SHORT EXERCISE
Output each entry below as it stands, leaving out every picture.

LISTED ENTRIES
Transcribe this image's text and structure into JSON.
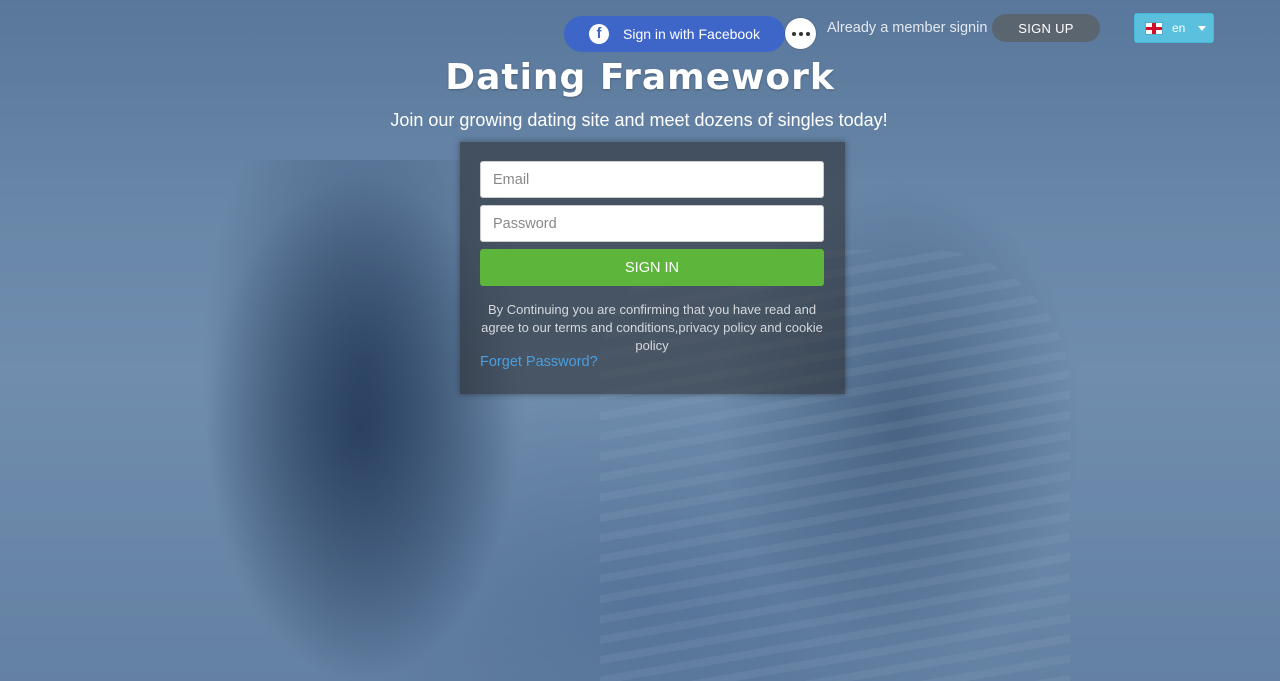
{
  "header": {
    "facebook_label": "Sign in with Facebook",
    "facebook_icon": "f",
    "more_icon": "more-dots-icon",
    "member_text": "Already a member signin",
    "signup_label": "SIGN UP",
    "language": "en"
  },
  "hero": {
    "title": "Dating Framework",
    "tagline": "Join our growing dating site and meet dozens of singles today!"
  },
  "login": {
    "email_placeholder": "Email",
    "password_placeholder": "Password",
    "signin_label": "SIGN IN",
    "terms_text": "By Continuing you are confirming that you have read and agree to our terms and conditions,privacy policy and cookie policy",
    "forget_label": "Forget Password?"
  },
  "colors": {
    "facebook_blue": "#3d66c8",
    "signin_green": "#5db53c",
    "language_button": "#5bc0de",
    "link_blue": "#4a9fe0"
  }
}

RESPONSE FOR THIS EXERCISE
Transcribe this image's text and structure into JSON.
{
  "header": {
    "facebook_label": "Sign in with Facebook",
    "facebook_icon": "f",
    "more_icon": "more-dots-icon",
    "member_text": "Already a member signin",
    "signup_label": "SIGN UP",
    "language": "en"
  },
  "hero": {
    "title": "Dating Framework",
    "tagline": "Join our growing dating site and meet dozens of singles today!"
  },
  "login": {
    "email_placeholder": "Email",
    "password_placeholder": "Password",
    "signin_label": "SIGN IN",
    "terms_text": "By Continuing you are confirming that you have read and agree to our terms and conditions,privacy policy and cookie policy",
    "forget_label": "Forget Password?"
  },
  "colors": {
    "facebook_blue": "#3d66c8",
    "signin_green": "#5db53c",
    "language_button": "#5bc0de",
    "link_blue": "#4a9fe0"
  }
}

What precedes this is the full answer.